REQUIRED WORK: Leaving out every picture, quote the data below exactly as it appears.

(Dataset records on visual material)
==============================
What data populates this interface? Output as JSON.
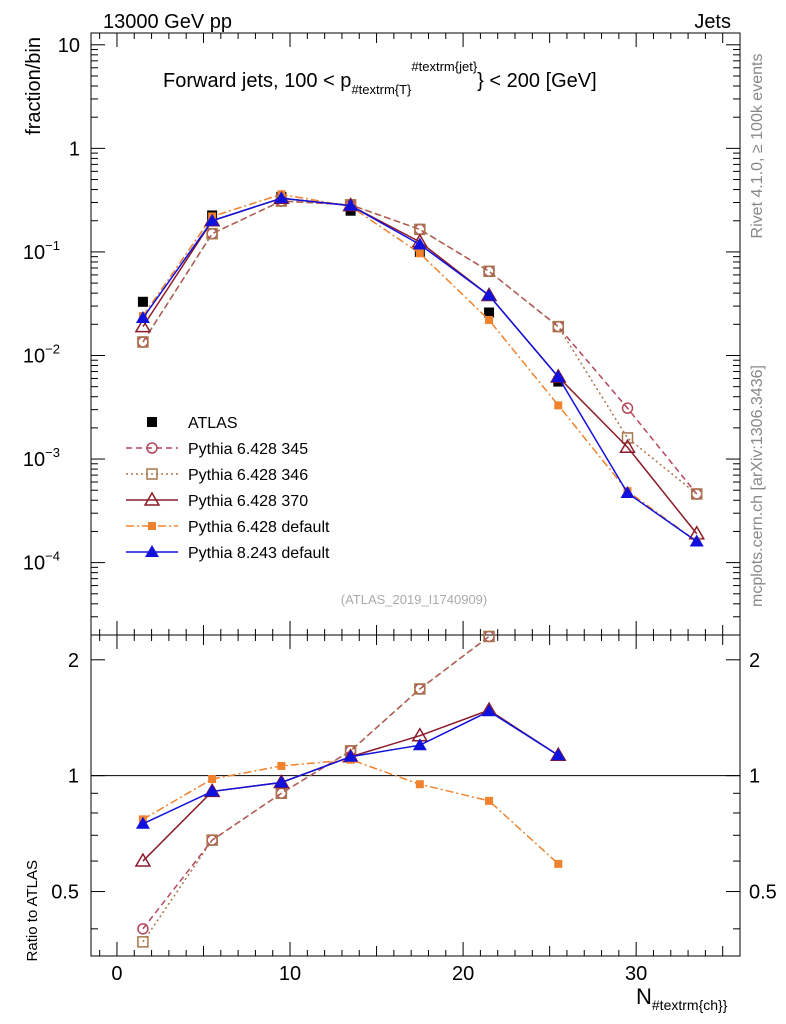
{
  "header": {
    "left": "13000 GeV pp",
    "right": "Jets"
  },
  "side": {
    "rivet": "Rivet 4.1.0, ≥ 100k events",
    "mcplots": "mcplots.cern.ch [arXiv:1306.3436]"
  },
  "chart_data": [
    {
      "type": "line",
      "panel": "main",
      "title": "Forward jets, 100 < p",
      "title_sub": "#textrm{T}",
      "title_sup": "#textrm{jet}",
      "title_tail": "} < 200 [GeV]",
      "watermark": "(ATLAS_2019_I1740909)",
      "ylabel": "fraction/bin",
      "yscale": "log",
      "ylim": [
        2e-05,
        13
      ],
      "y_ticks": [
        {
          "value": 10,
          "base": "10",
          "exp": ""
        },
        {
          "value": 1,
          "base": "1",
          "exp": ""
        },
        {
          "value": 0.1,
          "base": "10",
          "exp": "−1"
        },
        {
          "value": 0.01,
          "base": "10",
          "exp": "−2"
        },
        {
          "value": 0.001,
          "base": "10",
          "exp": "−3"
        },
        {
          "value": 0.0001,
          "base": "10",
          "exp": "−4"
        }
      ],
      "x": [
        1.5,
        5.5,
        9.5,
        13.5,
        17.5,
        21.5,
        25.5,
        29.5,
        33.5
      ],
      "series": [
        {
          "name": "ATLAS",
          "color": "#000000",
          "marker": "square-filled",
          "line": "none",
          "values": [
            0.033,
            0.225,
            0.34,
            0.25,
            0.1,
            0.026,
            0.0056,
            null,
            null
          ]
        },
        {
          "name": "Pythia 6.428 345",
          "color": "#b5465c",
          "marker": "circle-open",
          "line": "dashed",
          "values": [
            0.0135,
            0.15,
            0.31,
            0.285,
            0.165,
            0.065,
            0.019,
            0.0031,
            0.00046
          ]
        },
        {
          "name": "Pythia 6.428 346",
          "color": "#a8764a",
          "marker": "square-open",
          "line": "dotted",
          "values": [
            0.0135,
            0.15,
            0.31,
            0.285,
            0.165,
            0.065,
            0.019,
            0.0016,
            0.00046
          ]
        },
        {
          "name": "Pythia 6.428 370",
          "color": "#8b1a2a",
          "marker": "triangle-open",
          "line": "solid",
          "values": [
            0.019,
            0.2,
            0.33,
            0.28,
            0.125,
            0.038,
            0.0062,
            0.0013,
            0.00019
          ]
        },
        {
          "name": "Pythia 6.428 default",
          "color": "#f0822d",
          "marker": "square-filled-small",
          "line": "dashdot",
          "values": [
            0.024,
            0.22,
            0.36,
            0.275,
            0.097,
            0.022,
            0.0033,
            0.00049,
            0.00016
          ]
        },
        {
          "name": "Pythia 8.243 default",
          "color": "#1111dd",
          "marker": "triangle-filled",
          "line": "solid",
          "values": [
            0.023,
            0.2,
            0.33,
            0.28,
            0.118,
            0.038,
            0.0062,
            0.00047,
            0.00016
          ]
        }
      ]
    },
    {
      "type": "line",
      "panel": "ratio",
      "ylabel": "Ratio to ATLAS",
      "xlabel": "N",
      "xlabel_sub": "#textrm{ch}}",
      "xlim": [
        -1.5,
        36
      ],
      "ylim": [
        0.34,
        2.32
      ],
      "y_ticks": [
        0.5,
        1,
        2
      ],
      "x_ticks": [
        0,
        10,
        20,
        30
      ],
      "reference": 1,
      "x": [
        1.5,
        5.5,
        9.5,
        13.5,
        17.5,
        21.5,
        25.5
      ],
      "series": [
        {
          "name": "Pythia 6.428 345",
          "values": [
            0.4,
            0.68,
            0.9,
            1.16,
            1.68,
            2.3,
            null
          ]
        },
        {
          "name": "Pythia 6.428 346",
          "values": [
            0.37,
            0.68,
            0.9,
            1.16,
            1.68,
            2.3,
            null
          ]
        },
        {
          "name": "Pythia 6.428 370",
          "values": [
            0.6,
            0.91,
            0.96,
            1.12,
            1.27,
            1.48,
            1.13
          ]
        },
        {
          "name": "Pythia 6.428 default",
          "values": [
            0.77,
            0.98,
            1.06,
            1.1,
            0.95,
            0.86,
            0.59
          ]
        },
        {
          "name": "Pythia 8.243 default",
          "values": [
            0.75,
            0.91,
            0.96,
            1.12,
            1.2,
            1.47,
            1.13
          ]
        }
      ]
    }
  ]
}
==============================
SOLUTION:
What data populates this interface? Output as JSON.
{
  "header": {
    "left": "13000 GeV pp",
    "right": "Jets"
  },
  "side": {
    "rivet": "Rivet 4.1.0, ≥ 100k events",
    "mcplots": "mcplots.cern.ch [arXiv:1306.3436]"
  },
  "chart_data": [
    {
      "type": "line",
      "panel": "main",
      "title": "Forward jets, 100 < p",
      "title_sub": "#textrm{T}",
      "title_sup": "#textrm{jet}",
      "title_tail": "} < 200 [GeV]",
      "watermark": "(ATLAS_2019_I1740909)",
      "ylabel": "fraction/bin",
      "yscale": "log",
      "ylim": [
        2e-05,
        13
      ],
      "y_ticks": [
        {
          "value": 10,
          "base": "10",
          "exp": ""
        },
        {
          "value": 1,
          "base": "1",
          "exp": ""
        },
        {
          "value": 0.1,
          "base": "10",
          "exp": "−1"
        },
        {
          "value": 0.01,
          "base": "10",
          "exp": "−2"
        },
        {
          "value": 0.001,
          "base": "10",
          "exp": "−3"
        },
        {
          "value": 0.0001,
          "base": "10",
          "exp": "−4"
        }
      ],
      "x": [
        1.5,
        5.5,
        9.5,
        13.5,
        17.5,
        21.5,
        25.5,
        29.5,
        33.5
      ],
      "series": [
        {
          "name": "ATLAS",
          "color": "#000000",
          "marker": "square-filled",
          "line": "none",
          "values": [
            0.033,
            0.225,
            0.34,
            0.25,
            0.1,
            0.026,
            0.0056,
            null,
            null
          ]
        },
        {
          "name": "Pythia 6.428 345",
          "color": "#b5465c",
          "marker": "circle-open",
          "line": "dashed",
          "values": [
            0.0135,
            0.15,
            0.31,
            0.285,
            0.165,
            0.065,
            0.019,
            0.0031,
            0.00046
          ]
        },
        {
          "name": "Pythia 6.428 346",
          "color": "#a8764a",
          "marker": "square-open",
          "line": "dotted",
          "values": [
            0.0135,
            0.15,
            0.31,
            0.285,
            0.165,
            0.065,
            0.019,
            0.0016,
            0.00046
          ]
        },
        {
          "name": "Pythia 6.428 370",
          "color": "#8b1a2a",
          "marker": "triangle-open",
          "line": "solid",
          "values": [
            0.019,
            0.2,
            0.33,
            0.28,
            0.125,
            0.038,
            0.0062,
            0.0013,
            0.00019
          ]
        },
        {
          "name": "Pythia 6.428 default",
          "color": "#f0822d",
          "marker": "square-filled-small",
          "line": "dashdot",
          "values": [
            0.024,
            0.22,
            0.36,
            0.275,
            0.097,
            0.022,
            0.0033,
            0.00049,
            0.00016
          ]
        },
        {
          "name": "Pythia 8.243 default",
          "color": "#1111dd",
          "marker": "triangle-filled",
          "line": "solid",
          "values": [
            0.023,
            0.2,
            0.33,
            0.28,
            0.118,
            0.038,
            0.0062,
            0.00047,
            0.00016
          ]
        }
      ]
    },
    {
      "type": "line",
      "panel": "ratio",
      "ylabel": "Ratio to ATLAS",
      "xlabel": "N",
      "xlabel_sub": "#textrm{ch}}",
      "xlim": [
        -1.5,
        36
      ],
      "ylim": [
        0.34,
        2.32
      ],
      "y_ticks": [
        0.5,
        1,
        2
      ],
      "x_ticks": [
        0,
        10,
        20,
        30
      ],
      "reference": 1,
      "x": [
        1.5,
        5.5,
        9.5,
        13.5,
        17.5,
        21.5,
        25.5
      ],
      "series": [
        {
          "name": "Pythia 6.428 345",
          "values": [
            0.4,
            0.68,
            0.9,
            1.16,
            1.68,
            2.3,
            null
          ]
        },
        {
          "name": "Pythia 6.428 346",
          "values": [
            0.37,
            0.68,
            0.9,
            1.16,
            1.68,
            2.3,
            null
          ]
        },
        {
          "name": "Pythia 6.428 370",
          "values": [
            0.6,
            0.91,
            0.96,
            1.12,
            1.27,
            1.48,
            1.13
          ]
        },
        {
          "name": "Pythia 6.428 default",
          "values": [
            0.77,
            0.98,
            1.06,
            1.1,
            0.95,
            0.86,
            0.59
          ]
        },
        {
          "name": "Pythia 8.243 default",
          "values": [
            0.75,
            0.91,
            0.96,
            1.12,
            1.2,
            1.47,
            1.13
          ]
        }
      ]
    }
  ]
}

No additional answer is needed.